INSTRUCTIONS FOR THE TASK: Make a verbatim copy of all the records.
---------------
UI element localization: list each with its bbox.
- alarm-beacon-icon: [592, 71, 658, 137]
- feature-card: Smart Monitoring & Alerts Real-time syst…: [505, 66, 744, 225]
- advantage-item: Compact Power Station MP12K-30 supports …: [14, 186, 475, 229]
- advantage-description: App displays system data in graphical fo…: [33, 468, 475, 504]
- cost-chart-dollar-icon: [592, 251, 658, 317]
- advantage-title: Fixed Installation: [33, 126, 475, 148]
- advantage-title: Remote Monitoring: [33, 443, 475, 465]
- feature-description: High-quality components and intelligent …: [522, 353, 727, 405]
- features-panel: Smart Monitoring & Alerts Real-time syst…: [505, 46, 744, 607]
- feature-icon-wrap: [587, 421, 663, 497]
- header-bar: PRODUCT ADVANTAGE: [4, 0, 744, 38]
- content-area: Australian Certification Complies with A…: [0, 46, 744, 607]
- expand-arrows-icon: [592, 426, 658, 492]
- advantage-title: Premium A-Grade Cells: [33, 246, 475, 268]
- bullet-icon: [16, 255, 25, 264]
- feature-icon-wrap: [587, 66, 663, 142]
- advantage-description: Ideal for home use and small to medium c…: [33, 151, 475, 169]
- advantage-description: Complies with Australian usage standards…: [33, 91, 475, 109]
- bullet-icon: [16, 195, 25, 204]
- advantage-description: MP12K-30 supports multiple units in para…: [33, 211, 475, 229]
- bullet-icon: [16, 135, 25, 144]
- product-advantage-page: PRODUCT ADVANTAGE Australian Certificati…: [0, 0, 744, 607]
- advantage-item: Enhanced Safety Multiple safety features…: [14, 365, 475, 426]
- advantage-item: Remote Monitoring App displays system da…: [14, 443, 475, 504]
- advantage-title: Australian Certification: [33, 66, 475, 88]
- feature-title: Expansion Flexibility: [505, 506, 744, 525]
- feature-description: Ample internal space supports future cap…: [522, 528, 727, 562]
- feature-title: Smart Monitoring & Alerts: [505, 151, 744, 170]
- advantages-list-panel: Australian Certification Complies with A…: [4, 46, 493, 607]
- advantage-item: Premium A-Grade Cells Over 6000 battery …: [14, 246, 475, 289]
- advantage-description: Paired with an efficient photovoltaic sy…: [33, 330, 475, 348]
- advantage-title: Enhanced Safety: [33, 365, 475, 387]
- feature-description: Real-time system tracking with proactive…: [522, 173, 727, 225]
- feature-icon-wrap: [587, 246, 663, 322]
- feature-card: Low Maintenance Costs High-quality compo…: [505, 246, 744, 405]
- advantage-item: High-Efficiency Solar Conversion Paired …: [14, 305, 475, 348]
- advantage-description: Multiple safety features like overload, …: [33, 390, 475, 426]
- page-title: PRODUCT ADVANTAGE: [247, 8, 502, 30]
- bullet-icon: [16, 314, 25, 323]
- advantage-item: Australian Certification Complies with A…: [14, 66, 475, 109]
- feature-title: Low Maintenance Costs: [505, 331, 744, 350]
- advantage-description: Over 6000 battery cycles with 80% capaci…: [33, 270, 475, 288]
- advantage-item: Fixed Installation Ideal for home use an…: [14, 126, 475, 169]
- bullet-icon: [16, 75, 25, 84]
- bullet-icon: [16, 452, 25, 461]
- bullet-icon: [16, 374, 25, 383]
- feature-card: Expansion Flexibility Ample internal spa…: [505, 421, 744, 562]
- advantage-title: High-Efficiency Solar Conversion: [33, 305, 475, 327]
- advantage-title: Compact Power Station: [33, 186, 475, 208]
---------------
ANSWER BOX:
UI element localization: list each with its bbox.
- alarm-beacon-icon: [592, 71, 658, 137]
- feature-card: Smart Monitoring & Alerts Real-time syst…: [505, 66, 744, 225]
- advantage-item: Compact Power Station MP12K-30 supports …: [14, 186, 475, 229]
- advantage-description: App displays system data in graphical fo…: [33, 468, 475, 504]
- cost-chart-dollar-icon: [592, 251, 658, 317]
- advantage-title: Fixed Installation: [33, 126, 475, 148]
- advantage-title: Remote Monitoring: [33, 443, 475, 465]
- feature-description: High-quality components and intelligent …: [522, 353, 727, 405]
- features-panel: Smart Monitoring & Alerts Real-time syst…: [505, 46, 744, 607]
- feature-icon-wrap: [587, 421, 663, 497]
- header-bar: PRODUCT ADVANTAGE: [4, 0, 744, 38]
- content-area: Australian Certification Complies with A…: [0, 46, 744, 607]
- expand-arrows-icon: [592, 426, 658, 492]
- advantage-title: Premium A-Grade Cells: [33, 246, 475, 268]
- bullet-icon: [16, 255, 25, 264]
- feature-icon-wrap: [587, 66, 663, 142]
- advantage-description: Ideal for home use and small to medium c…: [33, 151, 475, 169]
- advantage-description: Complies with Australian usage standards…: [33, 91, 475, 109]
- bullet-icon: [16, 195, 25, 204]
- advantage-description: MP12K-30 supports multiple units in para…: [33, 211, 475, 229]
- bullet-icon: [16, 135, 25, 144]
- product-advantage-page: PRODUCT ADVANTAGE Australian Certificati…: [0, 0, 744, 607]
- advantage-item: Enhanced Safety Multiple safety features…: [14, 365, 475, 426]
- advantage-item: Remote Monitoring App displays system da…: [14, 443, 475, 504]
- advantage-title: Australian Certification: [33, 66, 475, 88]
- feature-title: Expansion Flexibility: [505, 506, 744, 525]
- feature-description: Ample internal space supports future cap…: [522, 528, 727, 562]
- feature-title: Smart Monitoring & Alerts: [505, 151, 744, 170]
- advantages-list-panel: Australian Certification Complies with A…: [4, 46, 493, 607]
- advantage-item: Premium A-Grade Cells Over 6000 battery …: [14, 246, 475, 289]
- advantage-description: Paired with an efficient photovoltaic sy…: [33, 330, 475, 348]
- advantage-title: Enhanced Safety: [33, 365, 475, 387]
- feature-description: Real-time system tracking with proactive…: [522, 173, 727, 225]
- feature-icon-wrap: [587, 246, 663, 322]
- feature-card: Low Maintenance Costs High-quality compo…: [505, 246, 744, 405]
- advantage-item: High-Efficiency Solar Conversion Paired …: [14, 305, 475, 348]
- advantage-description: Multiple safety features like overload, …: [33, 390, 475, 426]
- page-title: PRODUCT ADVANTAGE: [247, 8, 502, 30]
- bullet-icon: [16, 314, 25, 323]
- advantage-item: Australian Certification Complies with A…: [14, 66, 475, 109]
- feature-title: Low Maintenance Costs: [505, 331, 744, 350]
- advantage-description: Over 6000 battery cycles with 80% capaci…: [33, 270, 475, 288]
- advantage-item: Fixed Installation Ideal for home use an…: [14, 126, 475, 169]
- bullet-icon: [16, 75, 25, 84]
- bullet-icon: [16, 452, 25, 461]
- bullet-icon: [16, 374, 25, 383]
- feature-card: Expansion Flexibility Ample internal spa…: [505, 421, 744, 562]
- advantage-title: High-Efficiency Solar Conversion: [33, 305, 475, 327]
- advantage-title: Compact Power Station: [33, 186, 475, 208]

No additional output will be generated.